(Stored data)

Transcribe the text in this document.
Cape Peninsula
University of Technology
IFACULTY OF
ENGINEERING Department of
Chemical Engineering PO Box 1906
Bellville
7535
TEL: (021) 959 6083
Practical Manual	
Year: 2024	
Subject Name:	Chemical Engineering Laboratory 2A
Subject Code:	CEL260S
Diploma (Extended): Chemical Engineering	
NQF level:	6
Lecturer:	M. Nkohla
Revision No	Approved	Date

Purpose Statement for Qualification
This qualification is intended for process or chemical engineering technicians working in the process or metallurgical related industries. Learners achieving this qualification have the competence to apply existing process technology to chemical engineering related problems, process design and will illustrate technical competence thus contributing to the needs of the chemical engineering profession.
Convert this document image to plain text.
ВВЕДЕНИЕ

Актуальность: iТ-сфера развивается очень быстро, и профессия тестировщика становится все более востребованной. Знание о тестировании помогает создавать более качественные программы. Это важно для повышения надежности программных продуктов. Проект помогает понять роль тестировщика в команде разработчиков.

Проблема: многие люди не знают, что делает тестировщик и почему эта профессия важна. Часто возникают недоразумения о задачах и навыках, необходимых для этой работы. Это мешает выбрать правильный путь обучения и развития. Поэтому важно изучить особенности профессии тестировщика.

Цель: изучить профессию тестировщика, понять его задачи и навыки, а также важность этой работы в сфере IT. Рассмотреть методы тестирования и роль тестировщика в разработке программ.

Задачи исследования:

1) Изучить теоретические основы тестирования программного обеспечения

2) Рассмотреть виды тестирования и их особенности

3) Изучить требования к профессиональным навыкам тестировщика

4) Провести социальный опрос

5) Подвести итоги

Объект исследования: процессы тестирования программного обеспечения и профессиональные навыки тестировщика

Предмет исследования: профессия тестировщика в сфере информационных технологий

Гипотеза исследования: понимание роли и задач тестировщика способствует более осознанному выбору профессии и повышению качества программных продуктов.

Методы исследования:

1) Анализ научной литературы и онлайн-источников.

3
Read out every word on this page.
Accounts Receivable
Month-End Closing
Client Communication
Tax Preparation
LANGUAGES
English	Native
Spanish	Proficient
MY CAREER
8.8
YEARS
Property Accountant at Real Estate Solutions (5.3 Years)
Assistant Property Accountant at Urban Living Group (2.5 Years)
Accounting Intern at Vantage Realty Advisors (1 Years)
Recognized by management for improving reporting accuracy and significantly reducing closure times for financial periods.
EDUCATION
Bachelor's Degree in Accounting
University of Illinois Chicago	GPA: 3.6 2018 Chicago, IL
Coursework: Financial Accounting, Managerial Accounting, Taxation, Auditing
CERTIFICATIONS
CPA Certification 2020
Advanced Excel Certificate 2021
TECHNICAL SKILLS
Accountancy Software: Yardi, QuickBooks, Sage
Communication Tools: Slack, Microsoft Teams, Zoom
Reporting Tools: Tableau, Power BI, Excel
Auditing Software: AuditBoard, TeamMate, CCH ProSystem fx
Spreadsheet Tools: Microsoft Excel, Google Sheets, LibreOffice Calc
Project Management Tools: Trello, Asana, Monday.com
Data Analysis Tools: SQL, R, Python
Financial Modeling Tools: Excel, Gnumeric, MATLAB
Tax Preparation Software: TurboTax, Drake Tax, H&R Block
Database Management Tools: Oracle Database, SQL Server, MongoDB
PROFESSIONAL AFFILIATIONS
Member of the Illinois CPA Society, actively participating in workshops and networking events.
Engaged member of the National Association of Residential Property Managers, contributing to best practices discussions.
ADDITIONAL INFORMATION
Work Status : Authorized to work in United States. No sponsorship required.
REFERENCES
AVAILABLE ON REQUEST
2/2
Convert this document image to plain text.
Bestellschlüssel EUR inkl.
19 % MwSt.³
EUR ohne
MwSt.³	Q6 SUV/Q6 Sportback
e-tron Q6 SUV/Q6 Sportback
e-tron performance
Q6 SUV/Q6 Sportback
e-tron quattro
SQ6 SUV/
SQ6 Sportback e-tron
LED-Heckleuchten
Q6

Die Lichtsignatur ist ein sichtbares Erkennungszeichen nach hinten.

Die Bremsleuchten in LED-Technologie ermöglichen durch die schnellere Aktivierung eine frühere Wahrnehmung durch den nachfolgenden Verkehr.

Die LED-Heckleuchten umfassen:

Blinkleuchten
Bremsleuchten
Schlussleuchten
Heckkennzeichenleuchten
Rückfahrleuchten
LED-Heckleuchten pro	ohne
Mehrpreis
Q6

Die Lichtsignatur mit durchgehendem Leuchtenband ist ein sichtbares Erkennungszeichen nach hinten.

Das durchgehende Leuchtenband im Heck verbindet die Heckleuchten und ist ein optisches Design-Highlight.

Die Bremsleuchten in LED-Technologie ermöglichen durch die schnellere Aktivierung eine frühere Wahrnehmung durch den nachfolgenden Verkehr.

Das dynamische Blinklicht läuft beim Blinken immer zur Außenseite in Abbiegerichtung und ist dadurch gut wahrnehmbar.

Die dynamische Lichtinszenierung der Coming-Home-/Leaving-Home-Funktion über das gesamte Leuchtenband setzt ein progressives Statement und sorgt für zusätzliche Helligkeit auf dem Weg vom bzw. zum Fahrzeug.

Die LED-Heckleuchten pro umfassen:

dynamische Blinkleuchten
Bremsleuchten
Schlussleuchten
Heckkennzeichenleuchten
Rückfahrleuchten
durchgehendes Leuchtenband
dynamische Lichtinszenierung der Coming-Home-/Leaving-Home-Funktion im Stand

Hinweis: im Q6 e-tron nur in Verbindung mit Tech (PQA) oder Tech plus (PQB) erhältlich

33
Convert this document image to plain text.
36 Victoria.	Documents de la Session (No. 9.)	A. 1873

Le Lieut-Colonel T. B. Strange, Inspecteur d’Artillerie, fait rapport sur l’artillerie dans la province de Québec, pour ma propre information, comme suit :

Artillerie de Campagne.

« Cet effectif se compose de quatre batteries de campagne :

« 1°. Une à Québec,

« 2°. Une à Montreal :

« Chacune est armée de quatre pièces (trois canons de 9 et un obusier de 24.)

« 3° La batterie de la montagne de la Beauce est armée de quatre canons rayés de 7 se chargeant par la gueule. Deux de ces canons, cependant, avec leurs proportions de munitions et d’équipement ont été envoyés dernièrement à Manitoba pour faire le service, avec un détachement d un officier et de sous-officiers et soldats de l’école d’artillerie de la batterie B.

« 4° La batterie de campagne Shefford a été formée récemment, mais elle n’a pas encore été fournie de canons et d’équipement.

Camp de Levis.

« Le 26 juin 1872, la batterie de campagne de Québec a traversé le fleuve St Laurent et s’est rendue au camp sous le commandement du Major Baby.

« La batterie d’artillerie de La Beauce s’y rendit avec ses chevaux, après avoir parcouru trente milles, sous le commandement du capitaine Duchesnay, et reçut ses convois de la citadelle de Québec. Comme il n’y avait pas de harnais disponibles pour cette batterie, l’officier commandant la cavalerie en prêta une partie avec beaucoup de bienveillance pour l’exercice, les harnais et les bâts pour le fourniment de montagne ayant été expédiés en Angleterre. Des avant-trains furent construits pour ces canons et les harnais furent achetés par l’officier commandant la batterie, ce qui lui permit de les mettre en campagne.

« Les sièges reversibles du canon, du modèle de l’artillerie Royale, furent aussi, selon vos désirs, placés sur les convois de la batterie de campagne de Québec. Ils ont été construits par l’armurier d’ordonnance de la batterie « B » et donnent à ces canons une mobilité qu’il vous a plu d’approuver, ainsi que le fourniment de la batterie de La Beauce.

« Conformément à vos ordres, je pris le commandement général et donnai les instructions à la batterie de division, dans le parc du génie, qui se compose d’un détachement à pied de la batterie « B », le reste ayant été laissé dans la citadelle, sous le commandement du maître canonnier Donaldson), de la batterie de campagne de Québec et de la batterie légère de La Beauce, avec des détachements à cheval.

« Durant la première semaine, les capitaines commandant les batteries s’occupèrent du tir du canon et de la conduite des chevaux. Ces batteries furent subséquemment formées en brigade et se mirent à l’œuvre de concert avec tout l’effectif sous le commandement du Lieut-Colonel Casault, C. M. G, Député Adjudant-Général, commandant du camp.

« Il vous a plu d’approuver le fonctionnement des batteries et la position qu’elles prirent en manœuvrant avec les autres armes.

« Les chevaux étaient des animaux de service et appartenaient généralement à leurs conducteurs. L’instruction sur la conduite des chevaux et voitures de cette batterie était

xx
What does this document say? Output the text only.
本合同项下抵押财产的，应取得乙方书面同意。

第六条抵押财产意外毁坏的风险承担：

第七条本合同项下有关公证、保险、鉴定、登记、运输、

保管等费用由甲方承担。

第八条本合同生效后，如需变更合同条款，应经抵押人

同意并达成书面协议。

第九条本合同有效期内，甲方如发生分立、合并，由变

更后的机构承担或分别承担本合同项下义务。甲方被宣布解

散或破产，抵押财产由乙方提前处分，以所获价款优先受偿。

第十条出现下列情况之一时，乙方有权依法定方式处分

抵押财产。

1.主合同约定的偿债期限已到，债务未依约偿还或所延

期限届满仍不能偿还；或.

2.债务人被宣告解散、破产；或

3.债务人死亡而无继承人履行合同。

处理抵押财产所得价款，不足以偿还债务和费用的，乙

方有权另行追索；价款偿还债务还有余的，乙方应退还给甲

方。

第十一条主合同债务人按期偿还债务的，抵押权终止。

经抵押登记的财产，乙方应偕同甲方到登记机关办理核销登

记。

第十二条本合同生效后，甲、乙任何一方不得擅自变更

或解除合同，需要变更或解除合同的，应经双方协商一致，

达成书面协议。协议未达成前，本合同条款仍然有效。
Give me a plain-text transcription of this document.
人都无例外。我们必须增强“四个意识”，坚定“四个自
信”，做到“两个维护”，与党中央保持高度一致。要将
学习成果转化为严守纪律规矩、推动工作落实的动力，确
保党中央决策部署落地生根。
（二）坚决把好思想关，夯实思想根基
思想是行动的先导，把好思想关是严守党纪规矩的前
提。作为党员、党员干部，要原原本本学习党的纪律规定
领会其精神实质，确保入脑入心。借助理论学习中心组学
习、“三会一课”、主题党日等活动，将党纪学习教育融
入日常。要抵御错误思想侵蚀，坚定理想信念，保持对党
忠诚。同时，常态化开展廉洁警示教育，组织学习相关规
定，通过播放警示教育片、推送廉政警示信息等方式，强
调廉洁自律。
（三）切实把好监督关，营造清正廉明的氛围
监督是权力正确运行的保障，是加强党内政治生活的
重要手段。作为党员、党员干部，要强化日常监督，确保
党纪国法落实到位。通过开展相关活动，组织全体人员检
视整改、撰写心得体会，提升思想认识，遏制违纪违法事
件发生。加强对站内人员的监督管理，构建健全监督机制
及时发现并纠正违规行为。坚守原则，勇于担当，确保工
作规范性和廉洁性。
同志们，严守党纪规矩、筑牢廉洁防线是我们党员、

▸ **TASK TO CARRY OUT**:
In the data above, count the lines where the word "профессии" appears; reply with the number only.

▸ **ANSWER TO THIS TASK**:
2